▶ TASK PROMPT
Find every line in the records below that holds the word "JSON", and copy each one.

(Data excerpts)

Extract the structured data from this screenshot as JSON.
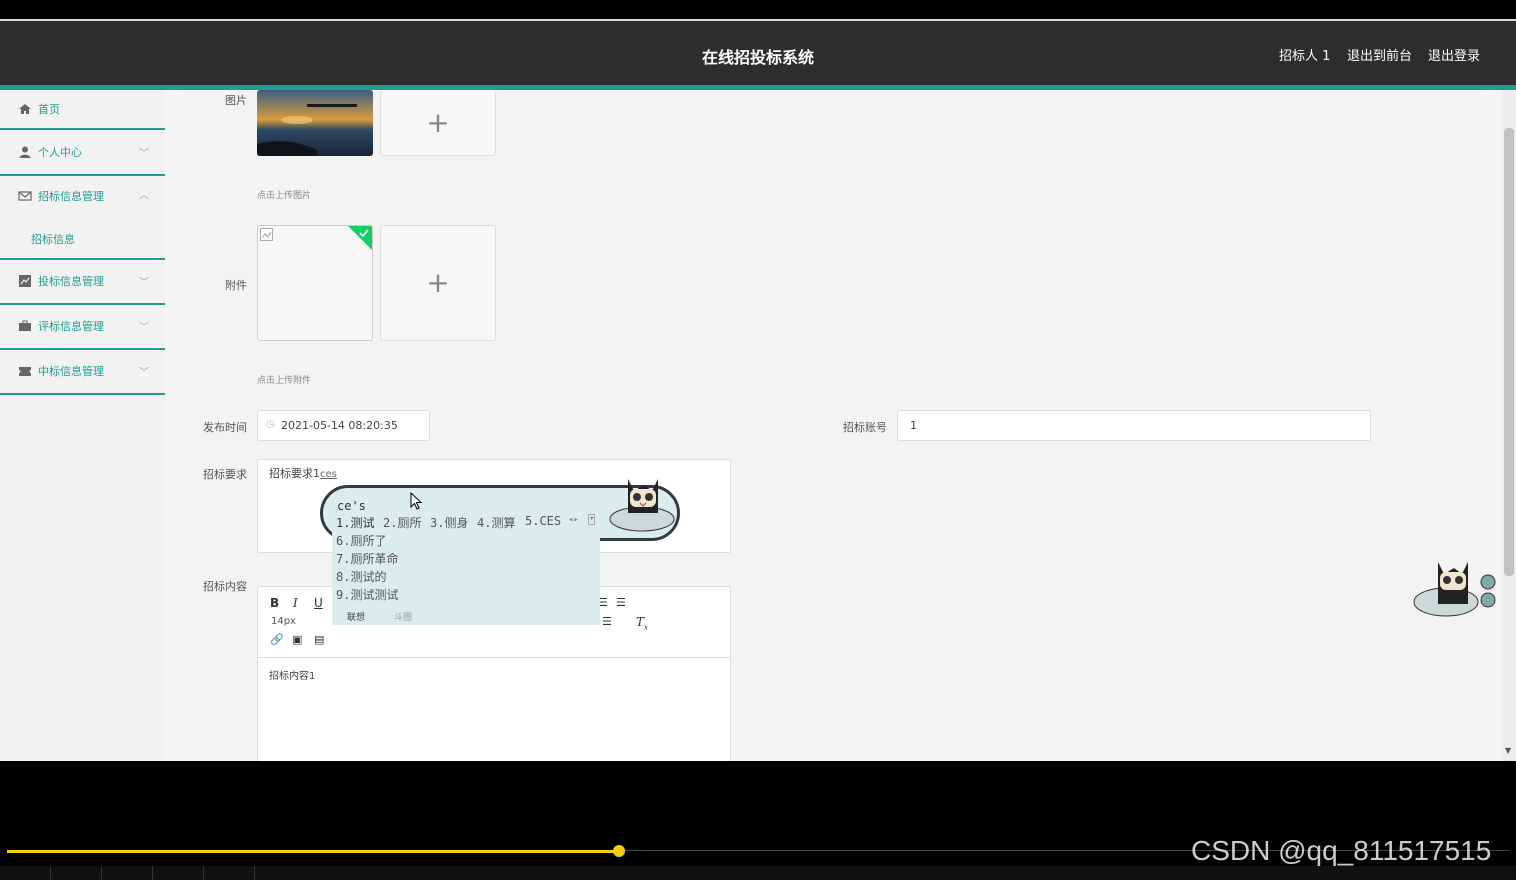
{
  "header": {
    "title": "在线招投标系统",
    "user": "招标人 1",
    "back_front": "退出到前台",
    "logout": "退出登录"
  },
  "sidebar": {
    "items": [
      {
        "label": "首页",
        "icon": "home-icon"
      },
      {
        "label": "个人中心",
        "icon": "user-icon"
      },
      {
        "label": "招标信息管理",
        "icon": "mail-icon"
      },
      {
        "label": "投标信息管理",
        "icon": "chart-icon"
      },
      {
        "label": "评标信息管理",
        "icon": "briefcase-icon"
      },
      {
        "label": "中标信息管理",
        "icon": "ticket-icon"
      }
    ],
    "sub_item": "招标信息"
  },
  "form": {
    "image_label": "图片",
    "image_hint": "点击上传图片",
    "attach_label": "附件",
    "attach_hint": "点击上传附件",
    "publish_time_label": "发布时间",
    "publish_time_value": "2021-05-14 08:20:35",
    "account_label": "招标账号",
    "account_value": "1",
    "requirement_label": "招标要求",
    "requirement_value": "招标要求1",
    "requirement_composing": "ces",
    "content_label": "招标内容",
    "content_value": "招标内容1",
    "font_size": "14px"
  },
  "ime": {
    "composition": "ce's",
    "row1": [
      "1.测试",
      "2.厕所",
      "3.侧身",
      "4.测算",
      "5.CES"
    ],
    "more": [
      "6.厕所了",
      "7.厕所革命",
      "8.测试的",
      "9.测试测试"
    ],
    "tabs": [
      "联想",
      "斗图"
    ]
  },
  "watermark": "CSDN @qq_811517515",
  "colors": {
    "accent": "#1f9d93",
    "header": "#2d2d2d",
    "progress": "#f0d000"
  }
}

* * *

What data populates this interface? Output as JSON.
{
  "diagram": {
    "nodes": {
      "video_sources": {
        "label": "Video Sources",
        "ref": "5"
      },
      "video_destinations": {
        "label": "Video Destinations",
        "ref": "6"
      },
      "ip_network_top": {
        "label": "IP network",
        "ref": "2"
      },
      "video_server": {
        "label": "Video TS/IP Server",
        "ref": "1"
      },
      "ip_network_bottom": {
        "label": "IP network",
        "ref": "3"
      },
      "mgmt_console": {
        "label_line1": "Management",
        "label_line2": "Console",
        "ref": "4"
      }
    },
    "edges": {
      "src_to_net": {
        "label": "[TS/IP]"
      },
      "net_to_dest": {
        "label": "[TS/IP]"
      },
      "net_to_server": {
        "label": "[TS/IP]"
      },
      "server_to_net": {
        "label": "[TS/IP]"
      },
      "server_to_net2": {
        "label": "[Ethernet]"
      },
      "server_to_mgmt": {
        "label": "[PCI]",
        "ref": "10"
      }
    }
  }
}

▶ FINISHED EXERCISE
Extract the structured data from this screenshot as JSON.
What data populates this interface? Output as JSON.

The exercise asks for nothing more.